## SET EXERCISE
Every line of the data must be copied exactly.

-- BEGIN INPUT MATERIAL --

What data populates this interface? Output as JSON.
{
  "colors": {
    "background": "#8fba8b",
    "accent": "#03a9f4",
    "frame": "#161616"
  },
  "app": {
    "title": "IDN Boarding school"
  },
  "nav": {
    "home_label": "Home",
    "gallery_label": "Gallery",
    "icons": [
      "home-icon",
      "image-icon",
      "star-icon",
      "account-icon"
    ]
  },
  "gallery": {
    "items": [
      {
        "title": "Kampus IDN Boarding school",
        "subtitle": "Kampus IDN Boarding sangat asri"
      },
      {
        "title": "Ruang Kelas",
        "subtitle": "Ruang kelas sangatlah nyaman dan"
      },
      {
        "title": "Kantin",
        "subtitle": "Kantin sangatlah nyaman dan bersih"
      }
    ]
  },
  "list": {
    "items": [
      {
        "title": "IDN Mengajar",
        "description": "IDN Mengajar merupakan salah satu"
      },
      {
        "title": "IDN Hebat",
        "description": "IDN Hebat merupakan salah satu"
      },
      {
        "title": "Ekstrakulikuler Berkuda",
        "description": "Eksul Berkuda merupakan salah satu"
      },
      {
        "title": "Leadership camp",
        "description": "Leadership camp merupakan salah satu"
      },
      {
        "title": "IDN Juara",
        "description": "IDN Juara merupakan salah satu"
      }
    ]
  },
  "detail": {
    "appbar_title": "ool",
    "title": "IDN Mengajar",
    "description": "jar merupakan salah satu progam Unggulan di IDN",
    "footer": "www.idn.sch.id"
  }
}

-- END INPUT MATERIAL --

## FINISHED ANSWER
What data populates this interface? Output as JSON.
{
  "colors": {
    "background": "#8fba8b",
    "accent": "#03a9f4",
    "frame": "#161616"
  },
  "app": {
    "title": "IDN Boarding school"
  },
  "nav": {
    "home_label": "Home",
    "gallery_label": "Gallery",
    "icons": [
      "home-icon",
      "image-icon",
      "star-icon",
      "account-icon"
    ]
  },
  "gallery": {
    "items": [
      {
        "title": "Kampus IDN Boarding school",
        "subtitle": "Kampus IDN Boarding sangat asri"
      },
      {
        "title": "Ruang Kelas",
        "subtitle": "Ruang kelas sangatlah nyaman dan"
      },
      {
        "title": "Kantin",
        "subtitle": "Kantin sangatlah nyaman dan bersih"
      }
    ]
  },
  "list": {
    "items": [
      {
        "title": "IDN Mengajar",
        "description": "IDN Mengajar merupakan salah satu"
      },
      {
        "title": "IDN Hebat",
        "description": "IDN Hebat merupakan salah satu"
      },
      {
        "title": "Ekstrakulikuler Berkuda",
        "description": "Eksul Berkuda merupakan salah satu"
      },
      {
        "title": "Leadership camp",
        "description": "Leadership camp merupakan salah satu"
      },
      {
        "title": "IDN Juara",
        "description": "IDN Juara merupakan salah satu"
      }
    ]
  },
  "detail": {
    "appbar_title": "ool",
    "title": "IDN Mengajar",
    "description": "jar merupakan salah satu progam Unggulan di IDN",
    "footer": "www.idn.sch.id"
  }
}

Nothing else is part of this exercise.